#### Stated goal:
Comb the records below for the string "بالحج" and copy each line where it turns up.

(Collected data entries)
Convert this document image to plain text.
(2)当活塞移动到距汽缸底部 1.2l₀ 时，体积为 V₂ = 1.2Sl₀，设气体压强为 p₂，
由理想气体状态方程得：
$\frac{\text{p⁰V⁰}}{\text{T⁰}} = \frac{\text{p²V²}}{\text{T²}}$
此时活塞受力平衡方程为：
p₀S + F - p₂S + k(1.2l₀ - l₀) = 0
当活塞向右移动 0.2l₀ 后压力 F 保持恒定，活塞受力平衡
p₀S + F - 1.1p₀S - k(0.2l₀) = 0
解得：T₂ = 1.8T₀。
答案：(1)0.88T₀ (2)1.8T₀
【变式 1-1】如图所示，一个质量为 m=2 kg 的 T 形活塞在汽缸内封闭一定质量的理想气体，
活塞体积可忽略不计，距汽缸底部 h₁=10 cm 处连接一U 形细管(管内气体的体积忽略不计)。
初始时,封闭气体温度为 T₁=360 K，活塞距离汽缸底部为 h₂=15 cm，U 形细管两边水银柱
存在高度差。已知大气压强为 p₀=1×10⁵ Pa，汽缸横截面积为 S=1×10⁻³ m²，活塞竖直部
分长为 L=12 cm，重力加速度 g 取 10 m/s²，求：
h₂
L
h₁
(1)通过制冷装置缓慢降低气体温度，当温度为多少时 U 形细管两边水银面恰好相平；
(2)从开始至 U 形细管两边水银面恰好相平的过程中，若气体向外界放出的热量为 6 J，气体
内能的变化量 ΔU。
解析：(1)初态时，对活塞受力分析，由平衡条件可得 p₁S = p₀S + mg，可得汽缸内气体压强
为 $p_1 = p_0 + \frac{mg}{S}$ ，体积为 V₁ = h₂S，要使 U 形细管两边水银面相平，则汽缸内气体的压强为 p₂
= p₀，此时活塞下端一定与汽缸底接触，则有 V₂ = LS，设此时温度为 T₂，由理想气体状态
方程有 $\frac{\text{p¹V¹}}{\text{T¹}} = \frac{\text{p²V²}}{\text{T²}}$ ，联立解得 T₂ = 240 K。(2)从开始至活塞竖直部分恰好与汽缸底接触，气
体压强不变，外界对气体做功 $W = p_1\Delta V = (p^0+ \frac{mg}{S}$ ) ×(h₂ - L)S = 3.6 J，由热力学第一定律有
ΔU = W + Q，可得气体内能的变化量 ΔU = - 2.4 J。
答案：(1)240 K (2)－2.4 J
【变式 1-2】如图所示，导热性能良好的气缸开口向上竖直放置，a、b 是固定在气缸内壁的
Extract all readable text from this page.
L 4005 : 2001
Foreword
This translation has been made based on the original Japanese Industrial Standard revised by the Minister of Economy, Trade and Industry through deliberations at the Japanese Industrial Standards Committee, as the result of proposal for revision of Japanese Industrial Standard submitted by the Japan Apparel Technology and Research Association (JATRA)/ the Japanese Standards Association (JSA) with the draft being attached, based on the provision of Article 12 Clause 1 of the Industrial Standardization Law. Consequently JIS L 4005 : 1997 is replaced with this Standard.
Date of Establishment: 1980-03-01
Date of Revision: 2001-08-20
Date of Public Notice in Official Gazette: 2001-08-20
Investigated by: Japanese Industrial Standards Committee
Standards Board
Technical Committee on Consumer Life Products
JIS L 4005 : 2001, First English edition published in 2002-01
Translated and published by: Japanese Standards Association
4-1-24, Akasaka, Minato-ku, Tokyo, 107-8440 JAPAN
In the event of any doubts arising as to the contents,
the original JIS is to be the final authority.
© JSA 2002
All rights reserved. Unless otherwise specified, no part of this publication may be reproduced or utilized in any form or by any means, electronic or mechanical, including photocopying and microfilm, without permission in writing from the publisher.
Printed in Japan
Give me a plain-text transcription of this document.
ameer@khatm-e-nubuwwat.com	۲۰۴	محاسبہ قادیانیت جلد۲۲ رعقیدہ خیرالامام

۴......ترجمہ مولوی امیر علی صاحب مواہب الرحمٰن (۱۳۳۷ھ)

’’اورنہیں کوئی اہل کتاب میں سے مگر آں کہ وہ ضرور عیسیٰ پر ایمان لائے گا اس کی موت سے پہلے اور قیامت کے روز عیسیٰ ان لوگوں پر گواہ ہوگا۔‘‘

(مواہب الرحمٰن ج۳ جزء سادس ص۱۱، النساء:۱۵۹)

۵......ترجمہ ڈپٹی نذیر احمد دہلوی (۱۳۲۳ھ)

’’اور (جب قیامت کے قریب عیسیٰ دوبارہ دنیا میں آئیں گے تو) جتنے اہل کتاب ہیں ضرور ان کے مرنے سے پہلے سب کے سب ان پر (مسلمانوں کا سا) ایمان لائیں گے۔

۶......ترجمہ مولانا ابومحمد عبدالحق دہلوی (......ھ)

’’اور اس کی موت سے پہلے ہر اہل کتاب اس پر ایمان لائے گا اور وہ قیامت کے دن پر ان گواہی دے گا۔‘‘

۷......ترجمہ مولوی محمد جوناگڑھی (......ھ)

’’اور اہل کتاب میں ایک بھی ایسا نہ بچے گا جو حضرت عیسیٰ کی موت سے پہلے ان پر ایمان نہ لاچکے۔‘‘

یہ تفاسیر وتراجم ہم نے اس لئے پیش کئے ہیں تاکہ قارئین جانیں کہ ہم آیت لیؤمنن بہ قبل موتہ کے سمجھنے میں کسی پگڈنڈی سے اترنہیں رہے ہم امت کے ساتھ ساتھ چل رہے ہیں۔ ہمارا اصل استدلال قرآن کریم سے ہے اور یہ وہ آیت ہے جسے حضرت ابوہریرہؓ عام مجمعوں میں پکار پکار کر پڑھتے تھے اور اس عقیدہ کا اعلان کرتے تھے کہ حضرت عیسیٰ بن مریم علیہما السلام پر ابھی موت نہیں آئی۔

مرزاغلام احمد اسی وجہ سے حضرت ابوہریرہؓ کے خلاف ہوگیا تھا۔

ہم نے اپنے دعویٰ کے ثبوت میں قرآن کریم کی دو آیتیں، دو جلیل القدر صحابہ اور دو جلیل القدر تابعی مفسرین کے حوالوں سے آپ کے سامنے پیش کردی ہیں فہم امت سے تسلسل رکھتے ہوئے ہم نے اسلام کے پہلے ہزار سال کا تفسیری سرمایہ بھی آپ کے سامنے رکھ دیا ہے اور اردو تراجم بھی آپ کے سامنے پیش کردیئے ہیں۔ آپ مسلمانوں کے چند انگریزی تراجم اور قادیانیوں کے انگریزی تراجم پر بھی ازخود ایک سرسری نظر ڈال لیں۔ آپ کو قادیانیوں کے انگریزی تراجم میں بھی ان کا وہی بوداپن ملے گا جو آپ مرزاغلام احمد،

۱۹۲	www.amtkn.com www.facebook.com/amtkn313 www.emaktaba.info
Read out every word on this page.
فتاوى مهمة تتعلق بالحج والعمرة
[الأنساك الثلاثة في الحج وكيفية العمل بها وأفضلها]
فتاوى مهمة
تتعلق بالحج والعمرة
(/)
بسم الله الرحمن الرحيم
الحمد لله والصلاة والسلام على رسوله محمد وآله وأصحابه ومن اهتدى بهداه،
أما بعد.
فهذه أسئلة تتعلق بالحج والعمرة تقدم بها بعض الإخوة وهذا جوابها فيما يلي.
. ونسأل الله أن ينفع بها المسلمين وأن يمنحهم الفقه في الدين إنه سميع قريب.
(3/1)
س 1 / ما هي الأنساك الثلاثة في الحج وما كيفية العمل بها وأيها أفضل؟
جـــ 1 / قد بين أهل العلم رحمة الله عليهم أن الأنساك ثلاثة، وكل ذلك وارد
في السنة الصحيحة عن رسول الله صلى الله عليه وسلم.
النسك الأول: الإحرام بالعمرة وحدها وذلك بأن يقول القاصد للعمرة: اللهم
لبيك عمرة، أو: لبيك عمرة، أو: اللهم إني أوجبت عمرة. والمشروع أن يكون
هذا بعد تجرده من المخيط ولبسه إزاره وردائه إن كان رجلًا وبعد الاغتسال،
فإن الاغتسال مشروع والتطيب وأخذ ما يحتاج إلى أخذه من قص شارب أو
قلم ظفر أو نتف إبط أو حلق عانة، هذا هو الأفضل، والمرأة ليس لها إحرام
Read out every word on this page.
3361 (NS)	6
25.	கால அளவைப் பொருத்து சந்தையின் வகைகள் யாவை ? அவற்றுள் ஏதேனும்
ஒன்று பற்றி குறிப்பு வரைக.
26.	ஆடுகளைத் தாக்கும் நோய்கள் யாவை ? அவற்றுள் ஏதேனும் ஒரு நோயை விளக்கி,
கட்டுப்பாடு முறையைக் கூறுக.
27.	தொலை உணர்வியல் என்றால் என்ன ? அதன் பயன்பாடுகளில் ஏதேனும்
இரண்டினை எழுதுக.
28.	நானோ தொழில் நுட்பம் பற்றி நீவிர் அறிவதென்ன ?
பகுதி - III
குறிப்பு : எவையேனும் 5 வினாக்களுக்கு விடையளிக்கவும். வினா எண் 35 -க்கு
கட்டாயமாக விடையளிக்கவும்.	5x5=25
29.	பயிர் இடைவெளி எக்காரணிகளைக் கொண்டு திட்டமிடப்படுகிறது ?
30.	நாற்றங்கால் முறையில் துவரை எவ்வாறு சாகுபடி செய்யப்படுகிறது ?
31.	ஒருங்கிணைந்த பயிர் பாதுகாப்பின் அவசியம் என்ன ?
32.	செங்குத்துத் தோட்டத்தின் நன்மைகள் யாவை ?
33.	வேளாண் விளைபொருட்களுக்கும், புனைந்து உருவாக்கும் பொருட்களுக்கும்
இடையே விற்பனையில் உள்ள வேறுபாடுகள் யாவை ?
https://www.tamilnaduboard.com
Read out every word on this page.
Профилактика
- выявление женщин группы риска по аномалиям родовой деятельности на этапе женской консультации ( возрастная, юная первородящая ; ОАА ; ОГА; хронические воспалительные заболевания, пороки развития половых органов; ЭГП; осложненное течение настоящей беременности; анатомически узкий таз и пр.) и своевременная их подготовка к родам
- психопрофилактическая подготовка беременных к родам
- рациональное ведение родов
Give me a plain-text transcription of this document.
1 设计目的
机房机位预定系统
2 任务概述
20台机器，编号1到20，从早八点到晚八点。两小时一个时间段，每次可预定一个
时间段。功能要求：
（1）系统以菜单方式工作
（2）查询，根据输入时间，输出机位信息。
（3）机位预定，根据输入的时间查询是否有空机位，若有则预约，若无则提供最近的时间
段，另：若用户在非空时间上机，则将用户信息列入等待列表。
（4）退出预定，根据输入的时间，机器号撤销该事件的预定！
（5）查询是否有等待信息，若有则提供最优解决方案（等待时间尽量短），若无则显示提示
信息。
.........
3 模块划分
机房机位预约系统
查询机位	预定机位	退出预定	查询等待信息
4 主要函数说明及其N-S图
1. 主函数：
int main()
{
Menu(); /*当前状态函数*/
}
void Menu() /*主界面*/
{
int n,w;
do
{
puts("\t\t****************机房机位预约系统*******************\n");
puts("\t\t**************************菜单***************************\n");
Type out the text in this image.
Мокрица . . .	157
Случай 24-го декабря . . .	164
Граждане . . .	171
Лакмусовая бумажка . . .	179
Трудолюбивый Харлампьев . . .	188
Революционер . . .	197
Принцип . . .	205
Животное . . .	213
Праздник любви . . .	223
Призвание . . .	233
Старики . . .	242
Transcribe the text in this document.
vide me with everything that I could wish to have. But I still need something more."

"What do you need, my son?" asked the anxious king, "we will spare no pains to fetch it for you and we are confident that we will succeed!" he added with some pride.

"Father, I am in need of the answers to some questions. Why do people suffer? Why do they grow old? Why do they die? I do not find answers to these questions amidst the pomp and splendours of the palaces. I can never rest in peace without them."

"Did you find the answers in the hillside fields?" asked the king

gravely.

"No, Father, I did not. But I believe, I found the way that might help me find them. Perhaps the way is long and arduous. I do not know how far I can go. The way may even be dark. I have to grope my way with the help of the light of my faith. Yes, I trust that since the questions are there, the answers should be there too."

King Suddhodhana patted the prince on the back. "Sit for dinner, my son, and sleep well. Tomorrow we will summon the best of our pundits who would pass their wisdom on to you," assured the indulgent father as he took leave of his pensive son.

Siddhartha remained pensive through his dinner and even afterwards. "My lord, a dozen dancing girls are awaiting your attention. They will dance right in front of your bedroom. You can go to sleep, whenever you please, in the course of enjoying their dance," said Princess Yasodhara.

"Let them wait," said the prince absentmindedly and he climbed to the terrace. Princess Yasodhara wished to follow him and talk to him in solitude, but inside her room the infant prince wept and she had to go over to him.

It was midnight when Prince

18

#### Written response:
فتاوى مهمة تتعلق بالحج والعمرة
تتعلق بالحج والعمرة
فهذه أسئلة تتعلق بالحج والعمرة تقدم بها بعض الإخوة وهذا جوابها فيما يلي.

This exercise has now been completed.